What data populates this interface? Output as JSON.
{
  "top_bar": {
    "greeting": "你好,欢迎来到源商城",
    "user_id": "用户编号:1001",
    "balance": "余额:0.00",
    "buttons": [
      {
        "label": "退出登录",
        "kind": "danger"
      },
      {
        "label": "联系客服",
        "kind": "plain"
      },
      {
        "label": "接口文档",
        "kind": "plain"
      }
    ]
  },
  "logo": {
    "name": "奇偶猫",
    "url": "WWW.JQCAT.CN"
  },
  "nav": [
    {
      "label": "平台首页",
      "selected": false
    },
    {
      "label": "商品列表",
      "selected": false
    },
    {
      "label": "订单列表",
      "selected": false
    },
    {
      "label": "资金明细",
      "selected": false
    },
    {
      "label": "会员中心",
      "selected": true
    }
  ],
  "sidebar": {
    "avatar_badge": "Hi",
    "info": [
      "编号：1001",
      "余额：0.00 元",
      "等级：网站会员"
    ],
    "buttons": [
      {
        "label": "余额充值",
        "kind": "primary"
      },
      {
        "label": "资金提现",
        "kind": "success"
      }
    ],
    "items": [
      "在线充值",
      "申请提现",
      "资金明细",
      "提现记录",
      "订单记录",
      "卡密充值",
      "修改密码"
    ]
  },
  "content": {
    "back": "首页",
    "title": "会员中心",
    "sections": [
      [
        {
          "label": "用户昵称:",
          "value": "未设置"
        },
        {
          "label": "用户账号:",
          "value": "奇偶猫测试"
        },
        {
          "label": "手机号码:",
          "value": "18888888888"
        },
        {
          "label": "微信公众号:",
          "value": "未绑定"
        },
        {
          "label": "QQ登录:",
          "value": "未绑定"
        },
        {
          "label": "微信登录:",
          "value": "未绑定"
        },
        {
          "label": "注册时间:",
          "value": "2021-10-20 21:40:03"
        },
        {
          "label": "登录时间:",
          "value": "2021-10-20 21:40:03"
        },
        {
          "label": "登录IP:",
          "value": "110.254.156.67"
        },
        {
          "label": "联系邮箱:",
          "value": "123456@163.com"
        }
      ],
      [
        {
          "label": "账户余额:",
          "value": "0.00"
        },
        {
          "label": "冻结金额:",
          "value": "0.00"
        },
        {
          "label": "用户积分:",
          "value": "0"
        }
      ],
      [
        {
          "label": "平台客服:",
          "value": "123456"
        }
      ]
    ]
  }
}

WHAT IS REQUIRED ::
Give a word-for-word copy of the records.

EXERCISE RESPONSE ::
What data populates this interface? Output as JSON.
{
  "top_bar": {
    "greeting": "你好,欢迎来到源商城",
    "user_id": "用户编号:1001",
    "balance": "余额:0.00",
    "buttons": [
      {
        "label": "退出登录",
        "kind": "danger"
      },
      {
        "label": "联系客服",
        "kind": "plain"
      },
      {
        "label": "接口文档",
        "kind": "plain"
      }
    ]
  },
  "logo": {
    "name": "奇偶猫",
    "url": "WWW.JQCAT.CN"
  },
  "nav": [
    {
      "label": "平台首页",
      "selected": false
    },
    {
      "label": "商品列表",
      "selected": false
    },
    {
      "label": "订单列表",
      "selected": false
    },
    {
      "label": "资金明细",
      "selected": false
    },
    {
      "label": "会员中心",
      "selected": true
    }
  ],
  "sidebar": {
    "avatar_badge": "Hi",
    "info": [
      "编号：1001",
      "余额：0.00 元",
      "等级：网站会员"
    ],
    "buttons": [
      {
        "label": "余额充值",
        "kind": "primary"
      },
      {
        "label": "资金提现",
        "kind": "success"
      }
    ],
    "items": [
      "在线充值",
      "申请提现",
      "资金明细",
      "提现记录",
      "订单记录",
      "卡密充值",
      "修改密码"
    ]
  },
  "content": {
    "back": "首页",
    "title": "会员中心",
    "sections": [
      [
        {
          "label": "用户昵称:",
          "value": "未设置"
        },
        {
          "label": "用户账号:",
          "value": "奇偶猫测试"
        },
        {
          "label": "手机号码:",
          "value": "18888888888"
        },
        {
          "label": "微信公众号:",
          "value": "未绑定"
        },
        {
          "label": "QQ登录:",
          "value": "未绑定"
        },
        {
          "label": "微信登录:",
          "value": "未绑定"
        },
        {
          "label": "注册时间:",
          "value": "2021-10-20 21:40:03"
        },
        {
          "label": "登录时间:",
          "value": "2021-10-20 21:40:03"
        },
        {
          "label": "登录IP:",
          "value": "110.254.156.67"
        },
        {
          "label": "联系邮箱:",
          "value": "123456@163.com"
        }
      ],
      [
        {
          "label": "账户余额:",
          "value": "0.00"
        },
        {
          "label": "冻结金额:",
          "value": "0.00"
        },
        {
          "label": "用户积分:",
          "value": "0"
        }
      ],
      [
        {
          "label": "平台客服:",
          "value": "123456"
        }
      ]
    ]
  }
}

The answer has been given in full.